Figure record listings
--- Begin ---

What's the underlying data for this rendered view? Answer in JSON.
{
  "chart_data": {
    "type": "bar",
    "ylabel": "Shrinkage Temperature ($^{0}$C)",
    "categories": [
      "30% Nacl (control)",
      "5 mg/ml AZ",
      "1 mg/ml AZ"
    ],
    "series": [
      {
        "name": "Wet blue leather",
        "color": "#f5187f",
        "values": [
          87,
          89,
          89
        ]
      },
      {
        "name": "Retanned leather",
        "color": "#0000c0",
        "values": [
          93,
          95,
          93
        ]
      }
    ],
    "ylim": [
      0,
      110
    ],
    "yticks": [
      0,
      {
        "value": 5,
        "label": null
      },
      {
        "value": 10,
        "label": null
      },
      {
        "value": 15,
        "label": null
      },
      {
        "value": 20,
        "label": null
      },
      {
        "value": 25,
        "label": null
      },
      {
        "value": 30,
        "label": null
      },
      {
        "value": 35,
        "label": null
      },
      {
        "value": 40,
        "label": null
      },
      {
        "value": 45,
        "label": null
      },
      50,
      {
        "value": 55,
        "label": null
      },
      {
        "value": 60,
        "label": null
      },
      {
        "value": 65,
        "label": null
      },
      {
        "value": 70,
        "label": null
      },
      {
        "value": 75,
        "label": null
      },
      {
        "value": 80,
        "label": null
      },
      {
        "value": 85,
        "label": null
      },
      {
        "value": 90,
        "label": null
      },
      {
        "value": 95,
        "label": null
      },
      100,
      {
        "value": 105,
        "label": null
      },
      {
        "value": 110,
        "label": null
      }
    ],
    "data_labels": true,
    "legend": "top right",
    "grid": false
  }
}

--- End ---

What you need to do
Every record should be given again exactly.

In response
What's the underlying data for this rendered view? Answer in JSON.
{
  "chart_data": {
    "type": "bar",
    "ylabel": "Shrinkage Temperature ($^{0}$C)",
    "categories": [
      "30% Nacl (control)",
      "5 mg/ml AZ",
      "1 mg/ml AZ"
    ],
    "series": [
      {
        "name": "Wet blue leather",
        "color": "#f5187f",
        "values": [
          87,
          89,
          89
        ]
      },
      {
        "name": "Retanned leather",
        "color": "#0000c0",
        "values": [
          93,
          95,
          93
        ]
      }
    ],
    "ylim": [
      0,
      110
    ],
    "yticks": [
      0,
      {
        "value": 5,
        "label": null
      },
      {
        "value": 10,
        "label": null
      },
      {
        "value": 15,
        "label": null
      },
      {
        "value": 20,
        "label": null
      },
      {
        "value": 25,
        "label": null
      },
      {
        "value": 30,
        "label": null
      },
      {
        "value": 35,
        "label": null
      },
      {
        "value": 40,
        "label": null
      },
      {
        "value": 45,
        "label": null
      },
      50,
      {
        "value": 55,
        "label": null
      },
      {
        "value": 60,
        "label": null
      },
      {
        "value": 65,
        "label": null
      },
      {
        "value": 70,
        "label": null
      },
      {
        "value": 75,
        "label": null
      },
      {
        "value": 80,
        "label": null
      },
      {
        "value": 85,
        "label": null
      },
      {
        "value": 90,
        "label": null
      },
      {
        "value": 95,
        "label": null
      },
      100,
      {
        "value": 105,
        "label": null
      },
      {
        "value": 110,
        "label": null
      }
    ],
    "data_labels": true,
    "legend": "top right",
    "grid": false
  }
}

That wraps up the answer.